(Dataset excerpt)
--- --- ---
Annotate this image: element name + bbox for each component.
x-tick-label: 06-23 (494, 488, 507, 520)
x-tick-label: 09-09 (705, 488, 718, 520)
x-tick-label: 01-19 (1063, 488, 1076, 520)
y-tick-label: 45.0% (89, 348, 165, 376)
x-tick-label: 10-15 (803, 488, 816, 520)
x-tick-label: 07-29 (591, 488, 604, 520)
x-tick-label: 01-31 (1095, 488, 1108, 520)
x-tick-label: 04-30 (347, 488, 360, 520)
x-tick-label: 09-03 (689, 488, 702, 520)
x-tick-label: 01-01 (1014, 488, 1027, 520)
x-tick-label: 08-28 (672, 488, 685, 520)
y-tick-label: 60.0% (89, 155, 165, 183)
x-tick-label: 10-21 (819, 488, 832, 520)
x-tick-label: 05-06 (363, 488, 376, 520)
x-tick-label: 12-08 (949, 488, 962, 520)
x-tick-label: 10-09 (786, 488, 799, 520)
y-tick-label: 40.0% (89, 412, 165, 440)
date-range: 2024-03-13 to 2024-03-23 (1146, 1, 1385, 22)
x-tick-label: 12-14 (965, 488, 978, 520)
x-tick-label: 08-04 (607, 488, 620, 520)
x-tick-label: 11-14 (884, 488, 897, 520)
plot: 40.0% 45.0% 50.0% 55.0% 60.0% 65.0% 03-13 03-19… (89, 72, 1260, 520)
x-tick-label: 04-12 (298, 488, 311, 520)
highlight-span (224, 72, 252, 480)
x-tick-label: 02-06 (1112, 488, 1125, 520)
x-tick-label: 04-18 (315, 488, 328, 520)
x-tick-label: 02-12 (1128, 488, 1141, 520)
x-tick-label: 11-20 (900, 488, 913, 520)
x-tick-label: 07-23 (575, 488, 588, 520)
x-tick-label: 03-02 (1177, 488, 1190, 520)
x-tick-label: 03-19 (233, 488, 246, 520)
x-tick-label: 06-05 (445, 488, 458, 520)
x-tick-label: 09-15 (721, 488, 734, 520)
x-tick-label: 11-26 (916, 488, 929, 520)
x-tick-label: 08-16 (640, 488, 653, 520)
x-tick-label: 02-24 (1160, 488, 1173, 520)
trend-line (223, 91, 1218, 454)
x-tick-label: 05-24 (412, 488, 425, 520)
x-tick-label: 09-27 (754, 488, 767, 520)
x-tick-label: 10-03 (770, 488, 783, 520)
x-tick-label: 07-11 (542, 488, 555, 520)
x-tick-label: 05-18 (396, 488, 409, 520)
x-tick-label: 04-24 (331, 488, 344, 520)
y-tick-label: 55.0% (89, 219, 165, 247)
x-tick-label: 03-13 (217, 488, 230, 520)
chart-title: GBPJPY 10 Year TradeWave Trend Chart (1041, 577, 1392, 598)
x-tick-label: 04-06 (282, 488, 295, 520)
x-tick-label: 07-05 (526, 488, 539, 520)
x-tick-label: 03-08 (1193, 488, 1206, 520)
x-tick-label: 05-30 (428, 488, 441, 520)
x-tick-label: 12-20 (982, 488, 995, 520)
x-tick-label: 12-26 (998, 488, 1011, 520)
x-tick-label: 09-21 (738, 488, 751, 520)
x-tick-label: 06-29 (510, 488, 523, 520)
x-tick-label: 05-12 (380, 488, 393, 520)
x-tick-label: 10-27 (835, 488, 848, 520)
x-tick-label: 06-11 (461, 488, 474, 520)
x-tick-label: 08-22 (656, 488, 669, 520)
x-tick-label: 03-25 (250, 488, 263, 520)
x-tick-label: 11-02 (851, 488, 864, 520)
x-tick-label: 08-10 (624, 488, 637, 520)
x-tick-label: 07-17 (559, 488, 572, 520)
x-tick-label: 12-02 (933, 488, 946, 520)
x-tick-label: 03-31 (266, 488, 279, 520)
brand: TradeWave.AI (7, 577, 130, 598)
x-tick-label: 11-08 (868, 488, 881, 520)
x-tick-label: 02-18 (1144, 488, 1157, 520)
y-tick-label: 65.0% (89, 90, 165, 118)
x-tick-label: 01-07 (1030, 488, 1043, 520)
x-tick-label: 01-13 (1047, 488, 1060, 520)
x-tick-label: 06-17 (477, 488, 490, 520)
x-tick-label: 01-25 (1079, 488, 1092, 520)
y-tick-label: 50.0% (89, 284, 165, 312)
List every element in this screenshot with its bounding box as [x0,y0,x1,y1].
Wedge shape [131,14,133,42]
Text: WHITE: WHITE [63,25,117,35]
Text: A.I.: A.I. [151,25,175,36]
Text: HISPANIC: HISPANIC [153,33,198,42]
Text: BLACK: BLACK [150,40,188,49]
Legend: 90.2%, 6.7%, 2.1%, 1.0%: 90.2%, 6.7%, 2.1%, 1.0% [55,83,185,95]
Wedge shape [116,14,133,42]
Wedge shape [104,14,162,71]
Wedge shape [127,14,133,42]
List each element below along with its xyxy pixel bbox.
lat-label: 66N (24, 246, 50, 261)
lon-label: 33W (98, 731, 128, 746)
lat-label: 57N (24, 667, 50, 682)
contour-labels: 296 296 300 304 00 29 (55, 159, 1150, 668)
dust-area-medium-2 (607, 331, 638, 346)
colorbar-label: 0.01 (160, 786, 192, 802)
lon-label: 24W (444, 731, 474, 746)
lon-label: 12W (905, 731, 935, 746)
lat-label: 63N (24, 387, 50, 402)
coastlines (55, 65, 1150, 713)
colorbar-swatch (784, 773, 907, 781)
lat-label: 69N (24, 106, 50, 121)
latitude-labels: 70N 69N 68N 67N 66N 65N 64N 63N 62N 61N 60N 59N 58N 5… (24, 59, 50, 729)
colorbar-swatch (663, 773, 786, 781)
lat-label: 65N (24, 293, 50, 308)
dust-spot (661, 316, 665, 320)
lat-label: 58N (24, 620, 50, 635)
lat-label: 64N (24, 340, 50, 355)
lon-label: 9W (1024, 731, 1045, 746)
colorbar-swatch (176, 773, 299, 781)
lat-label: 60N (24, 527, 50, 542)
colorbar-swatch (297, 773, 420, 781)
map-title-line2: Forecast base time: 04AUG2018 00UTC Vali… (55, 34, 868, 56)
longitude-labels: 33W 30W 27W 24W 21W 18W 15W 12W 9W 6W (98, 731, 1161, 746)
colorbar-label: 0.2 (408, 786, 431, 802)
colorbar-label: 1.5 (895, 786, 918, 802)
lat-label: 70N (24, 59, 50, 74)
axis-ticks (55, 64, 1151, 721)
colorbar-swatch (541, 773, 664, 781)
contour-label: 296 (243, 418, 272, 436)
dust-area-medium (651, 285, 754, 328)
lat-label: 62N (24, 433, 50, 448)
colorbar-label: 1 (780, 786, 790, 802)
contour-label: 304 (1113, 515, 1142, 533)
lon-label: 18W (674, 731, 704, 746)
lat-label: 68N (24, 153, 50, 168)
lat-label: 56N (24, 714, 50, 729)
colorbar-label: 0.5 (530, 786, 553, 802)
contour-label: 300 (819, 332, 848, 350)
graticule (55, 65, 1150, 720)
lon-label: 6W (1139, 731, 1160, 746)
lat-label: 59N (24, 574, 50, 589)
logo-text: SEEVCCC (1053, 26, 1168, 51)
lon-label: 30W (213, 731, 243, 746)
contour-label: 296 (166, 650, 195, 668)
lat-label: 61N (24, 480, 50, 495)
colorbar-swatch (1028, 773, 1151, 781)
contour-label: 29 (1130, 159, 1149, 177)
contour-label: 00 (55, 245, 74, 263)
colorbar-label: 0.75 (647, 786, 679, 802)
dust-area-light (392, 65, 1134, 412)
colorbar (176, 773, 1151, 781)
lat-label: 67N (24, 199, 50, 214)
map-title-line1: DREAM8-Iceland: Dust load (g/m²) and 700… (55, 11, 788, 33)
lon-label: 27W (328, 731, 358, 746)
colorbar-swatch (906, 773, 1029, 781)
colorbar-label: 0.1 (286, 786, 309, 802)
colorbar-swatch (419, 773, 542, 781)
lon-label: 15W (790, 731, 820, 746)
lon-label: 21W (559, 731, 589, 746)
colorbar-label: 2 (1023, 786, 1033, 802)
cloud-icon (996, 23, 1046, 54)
--- --- ---
TASK: Recast the material as a numbered list, starting with its first line and going on through the line that contains "x-tick-label: 10-15 (803, 488, 816, 520)". Leave out any blank lines.

PROBLEM SOLUTION:
1. Annotate this image: element name + bbox for each component.
2. x-tick-label: 06-23 (494, 488, 507, 520)
3. x-tick-label: 09-09 (705, 488, 718, 520)
4. x-tick-label: 01-19 (1063, 488, 1076, 520)
5. y-tick-label: 45.0% (89, 348, 165, 376)
6. x-tick-label: 10-15 (803, 488, 816, 520)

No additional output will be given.